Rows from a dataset
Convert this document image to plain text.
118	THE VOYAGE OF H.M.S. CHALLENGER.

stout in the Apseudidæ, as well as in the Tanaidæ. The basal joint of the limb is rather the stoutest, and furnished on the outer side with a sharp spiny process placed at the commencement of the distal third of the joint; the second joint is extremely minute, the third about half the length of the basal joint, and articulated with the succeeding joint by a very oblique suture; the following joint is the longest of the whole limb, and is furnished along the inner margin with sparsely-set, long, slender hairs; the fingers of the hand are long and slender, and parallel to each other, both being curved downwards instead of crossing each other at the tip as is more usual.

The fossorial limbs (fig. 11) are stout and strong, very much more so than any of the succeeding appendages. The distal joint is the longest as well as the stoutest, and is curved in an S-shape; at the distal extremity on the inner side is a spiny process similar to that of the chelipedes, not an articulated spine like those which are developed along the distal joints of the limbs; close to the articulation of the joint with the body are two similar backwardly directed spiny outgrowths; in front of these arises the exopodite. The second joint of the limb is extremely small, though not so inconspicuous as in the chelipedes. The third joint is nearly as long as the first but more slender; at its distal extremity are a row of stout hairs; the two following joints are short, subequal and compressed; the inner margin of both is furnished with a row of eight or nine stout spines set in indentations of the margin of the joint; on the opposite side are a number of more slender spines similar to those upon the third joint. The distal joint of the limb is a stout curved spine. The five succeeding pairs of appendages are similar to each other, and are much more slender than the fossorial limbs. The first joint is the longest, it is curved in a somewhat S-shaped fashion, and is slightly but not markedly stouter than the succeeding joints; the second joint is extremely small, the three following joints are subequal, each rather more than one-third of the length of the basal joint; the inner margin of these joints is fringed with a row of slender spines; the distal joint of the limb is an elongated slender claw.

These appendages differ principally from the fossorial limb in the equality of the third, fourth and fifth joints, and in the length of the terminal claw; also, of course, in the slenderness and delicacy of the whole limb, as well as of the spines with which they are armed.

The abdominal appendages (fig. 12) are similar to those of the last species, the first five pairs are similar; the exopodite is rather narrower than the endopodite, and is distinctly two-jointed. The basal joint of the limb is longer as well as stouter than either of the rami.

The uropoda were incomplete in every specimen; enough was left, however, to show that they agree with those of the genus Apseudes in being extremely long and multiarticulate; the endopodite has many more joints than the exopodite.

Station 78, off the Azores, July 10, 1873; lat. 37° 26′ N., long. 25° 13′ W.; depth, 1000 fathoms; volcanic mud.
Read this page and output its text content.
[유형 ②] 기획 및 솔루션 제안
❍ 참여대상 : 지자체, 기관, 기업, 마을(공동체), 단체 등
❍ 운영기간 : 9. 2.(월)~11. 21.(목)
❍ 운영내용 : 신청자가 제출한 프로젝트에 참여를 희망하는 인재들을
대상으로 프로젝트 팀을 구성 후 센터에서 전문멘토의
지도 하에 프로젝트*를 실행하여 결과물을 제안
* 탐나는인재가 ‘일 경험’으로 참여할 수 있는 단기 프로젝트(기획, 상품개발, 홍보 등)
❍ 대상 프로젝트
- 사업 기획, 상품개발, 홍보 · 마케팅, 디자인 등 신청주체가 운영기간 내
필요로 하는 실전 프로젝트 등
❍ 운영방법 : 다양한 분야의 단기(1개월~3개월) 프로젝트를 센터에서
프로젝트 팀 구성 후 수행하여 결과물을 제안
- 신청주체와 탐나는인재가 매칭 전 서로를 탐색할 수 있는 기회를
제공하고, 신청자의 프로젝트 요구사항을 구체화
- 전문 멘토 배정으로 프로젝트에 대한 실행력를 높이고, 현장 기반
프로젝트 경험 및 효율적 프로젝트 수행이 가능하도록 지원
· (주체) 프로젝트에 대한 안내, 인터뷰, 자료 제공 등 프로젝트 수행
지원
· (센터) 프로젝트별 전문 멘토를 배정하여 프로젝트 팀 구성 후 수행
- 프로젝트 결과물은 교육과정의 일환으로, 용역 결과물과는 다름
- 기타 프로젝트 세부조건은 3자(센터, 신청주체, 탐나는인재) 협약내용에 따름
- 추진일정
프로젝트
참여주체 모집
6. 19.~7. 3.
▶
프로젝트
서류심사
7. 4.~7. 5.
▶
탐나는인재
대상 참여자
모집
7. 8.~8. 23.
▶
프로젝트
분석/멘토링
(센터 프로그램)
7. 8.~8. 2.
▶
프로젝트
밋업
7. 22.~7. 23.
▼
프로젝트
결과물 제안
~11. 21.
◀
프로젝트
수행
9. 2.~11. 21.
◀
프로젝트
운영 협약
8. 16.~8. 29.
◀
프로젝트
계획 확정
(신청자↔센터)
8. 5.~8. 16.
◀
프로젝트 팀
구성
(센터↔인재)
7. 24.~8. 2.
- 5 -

--

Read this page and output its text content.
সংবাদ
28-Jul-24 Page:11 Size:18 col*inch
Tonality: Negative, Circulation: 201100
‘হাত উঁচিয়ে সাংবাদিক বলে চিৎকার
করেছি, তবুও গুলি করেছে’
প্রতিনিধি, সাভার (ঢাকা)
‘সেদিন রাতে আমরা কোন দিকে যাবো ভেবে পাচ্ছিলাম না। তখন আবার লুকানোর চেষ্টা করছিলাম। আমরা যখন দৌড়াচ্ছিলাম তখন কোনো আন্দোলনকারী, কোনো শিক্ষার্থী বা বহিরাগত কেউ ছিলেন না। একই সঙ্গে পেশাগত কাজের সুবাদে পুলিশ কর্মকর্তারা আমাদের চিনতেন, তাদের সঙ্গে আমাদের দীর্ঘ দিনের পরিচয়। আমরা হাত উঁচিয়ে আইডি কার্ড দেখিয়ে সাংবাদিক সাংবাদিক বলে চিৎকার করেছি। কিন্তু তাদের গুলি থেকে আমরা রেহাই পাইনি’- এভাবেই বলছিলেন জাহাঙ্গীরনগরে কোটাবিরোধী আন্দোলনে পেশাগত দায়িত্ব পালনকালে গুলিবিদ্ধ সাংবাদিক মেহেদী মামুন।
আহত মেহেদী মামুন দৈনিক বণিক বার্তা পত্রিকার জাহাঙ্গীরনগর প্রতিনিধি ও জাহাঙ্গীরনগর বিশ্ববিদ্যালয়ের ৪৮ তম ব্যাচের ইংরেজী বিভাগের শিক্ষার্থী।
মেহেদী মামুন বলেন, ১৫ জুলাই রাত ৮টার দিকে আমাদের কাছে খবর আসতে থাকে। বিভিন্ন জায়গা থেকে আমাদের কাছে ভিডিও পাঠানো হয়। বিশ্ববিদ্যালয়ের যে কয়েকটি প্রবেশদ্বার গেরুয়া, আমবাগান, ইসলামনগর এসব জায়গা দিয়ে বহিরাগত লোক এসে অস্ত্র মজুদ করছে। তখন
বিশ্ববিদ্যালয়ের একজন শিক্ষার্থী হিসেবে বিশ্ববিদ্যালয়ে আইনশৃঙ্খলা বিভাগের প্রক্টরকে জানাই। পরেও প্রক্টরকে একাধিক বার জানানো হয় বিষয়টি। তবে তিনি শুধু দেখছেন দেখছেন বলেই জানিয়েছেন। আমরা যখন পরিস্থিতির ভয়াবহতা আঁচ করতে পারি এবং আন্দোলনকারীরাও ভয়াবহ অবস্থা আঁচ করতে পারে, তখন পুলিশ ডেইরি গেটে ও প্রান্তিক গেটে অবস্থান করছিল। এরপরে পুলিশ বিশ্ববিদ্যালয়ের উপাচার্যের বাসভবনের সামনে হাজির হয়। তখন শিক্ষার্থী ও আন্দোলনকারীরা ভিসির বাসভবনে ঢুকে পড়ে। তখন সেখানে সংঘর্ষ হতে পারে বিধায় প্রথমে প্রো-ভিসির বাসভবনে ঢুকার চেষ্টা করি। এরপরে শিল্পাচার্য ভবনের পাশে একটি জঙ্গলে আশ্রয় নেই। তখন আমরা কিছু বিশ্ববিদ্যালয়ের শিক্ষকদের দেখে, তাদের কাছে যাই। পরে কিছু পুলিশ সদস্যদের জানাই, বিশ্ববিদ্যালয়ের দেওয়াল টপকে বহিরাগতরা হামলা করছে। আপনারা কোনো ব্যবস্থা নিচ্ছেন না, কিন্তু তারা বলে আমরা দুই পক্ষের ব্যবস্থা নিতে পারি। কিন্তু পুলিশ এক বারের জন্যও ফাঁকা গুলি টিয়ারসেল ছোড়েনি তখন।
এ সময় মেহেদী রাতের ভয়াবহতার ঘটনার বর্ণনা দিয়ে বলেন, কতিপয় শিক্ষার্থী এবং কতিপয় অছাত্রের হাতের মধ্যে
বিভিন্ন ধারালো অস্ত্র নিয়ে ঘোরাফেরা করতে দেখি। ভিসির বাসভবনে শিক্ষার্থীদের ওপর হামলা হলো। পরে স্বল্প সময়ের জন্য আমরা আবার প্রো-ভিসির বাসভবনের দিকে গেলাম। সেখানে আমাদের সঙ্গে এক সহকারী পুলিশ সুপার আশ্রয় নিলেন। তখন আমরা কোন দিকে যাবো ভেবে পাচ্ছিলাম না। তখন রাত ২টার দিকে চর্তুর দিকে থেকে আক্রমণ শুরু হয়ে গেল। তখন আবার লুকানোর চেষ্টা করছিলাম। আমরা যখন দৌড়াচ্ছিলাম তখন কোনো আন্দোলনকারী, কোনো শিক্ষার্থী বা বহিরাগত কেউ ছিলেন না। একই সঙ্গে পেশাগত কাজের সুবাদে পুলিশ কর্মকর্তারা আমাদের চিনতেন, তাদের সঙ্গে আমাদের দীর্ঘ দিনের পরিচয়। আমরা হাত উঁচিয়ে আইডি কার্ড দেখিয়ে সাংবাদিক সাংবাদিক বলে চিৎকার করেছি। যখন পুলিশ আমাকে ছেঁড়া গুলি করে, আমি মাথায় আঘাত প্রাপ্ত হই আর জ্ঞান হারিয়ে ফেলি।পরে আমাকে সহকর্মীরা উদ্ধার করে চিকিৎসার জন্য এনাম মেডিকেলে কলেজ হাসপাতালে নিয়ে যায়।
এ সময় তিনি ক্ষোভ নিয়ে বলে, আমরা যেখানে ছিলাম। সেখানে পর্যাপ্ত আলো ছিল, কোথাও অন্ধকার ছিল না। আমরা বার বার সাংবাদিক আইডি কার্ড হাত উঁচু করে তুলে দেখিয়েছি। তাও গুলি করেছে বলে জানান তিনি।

...

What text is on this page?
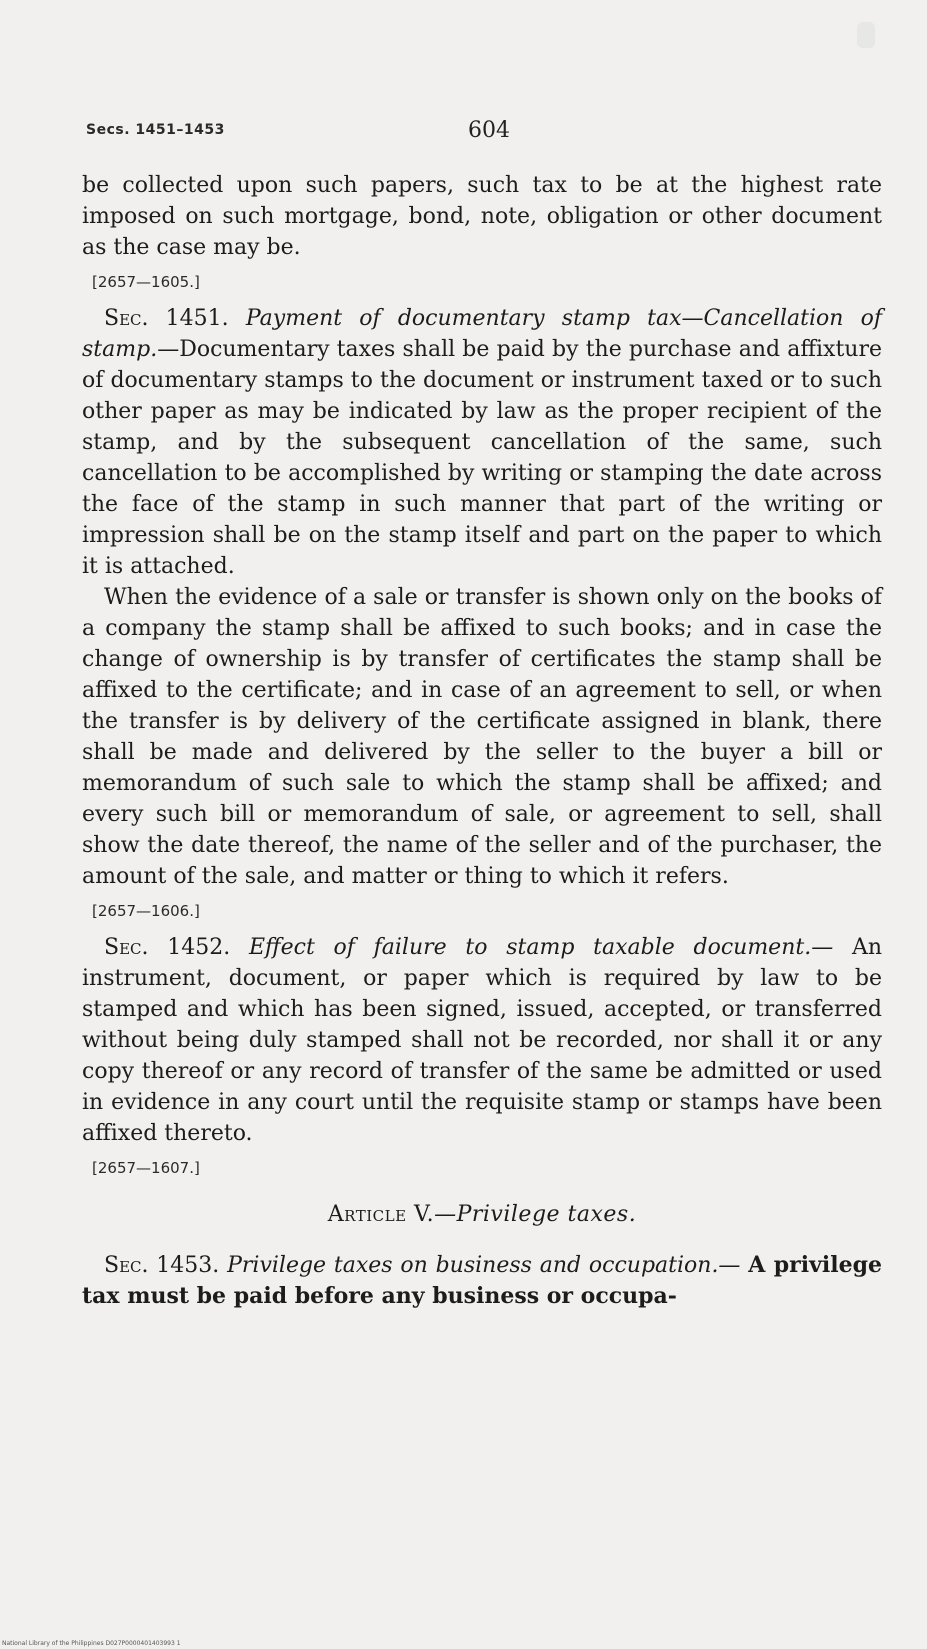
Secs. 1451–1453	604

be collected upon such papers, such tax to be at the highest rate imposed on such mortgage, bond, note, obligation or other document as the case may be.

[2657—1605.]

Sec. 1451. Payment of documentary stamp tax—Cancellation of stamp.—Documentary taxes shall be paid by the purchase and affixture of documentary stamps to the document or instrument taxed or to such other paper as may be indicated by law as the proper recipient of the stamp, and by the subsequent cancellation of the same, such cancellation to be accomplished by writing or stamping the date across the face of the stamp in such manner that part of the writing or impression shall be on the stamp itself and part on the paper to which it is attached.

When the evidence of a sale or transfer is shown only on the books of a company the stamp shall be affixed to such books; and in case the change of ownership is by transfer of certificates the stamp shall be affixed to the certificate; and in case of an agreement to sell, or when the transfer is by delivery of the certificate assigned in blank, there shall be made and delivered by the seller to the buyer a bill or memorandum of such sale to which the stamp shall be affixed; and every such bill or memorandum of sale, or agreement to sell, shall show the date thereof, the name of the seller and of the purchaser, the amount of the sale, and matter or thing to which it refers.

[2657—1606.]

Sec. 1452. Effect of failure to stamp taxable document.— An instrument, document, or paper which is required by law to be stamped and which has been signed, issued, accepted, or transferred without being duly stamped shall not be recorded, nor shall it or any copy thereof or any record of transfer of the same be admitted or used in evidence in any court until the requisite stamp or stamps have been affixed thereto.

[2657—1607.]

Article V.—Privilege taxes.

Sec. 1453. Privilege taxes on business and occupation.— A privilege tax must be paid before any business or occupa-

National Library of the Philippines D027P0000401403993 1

**Problem**
Copy every line that includes the string "they" from the material above.

**Result of this exercise**
These appendages differ principally from the fossorial limb in the equality of the third, fourth and fifth joints, and in the length of the terminal claw; also, of course, in the slenderness and delicacy of the whole limb, as well as of the spines with which they are armed.
The uropoda were incomplete in every specimen; enough was left, however, to show that they agree with those of the genus Apseudes in being extremely long and multiarticulate; the endopodite has many more joints than the exopodite.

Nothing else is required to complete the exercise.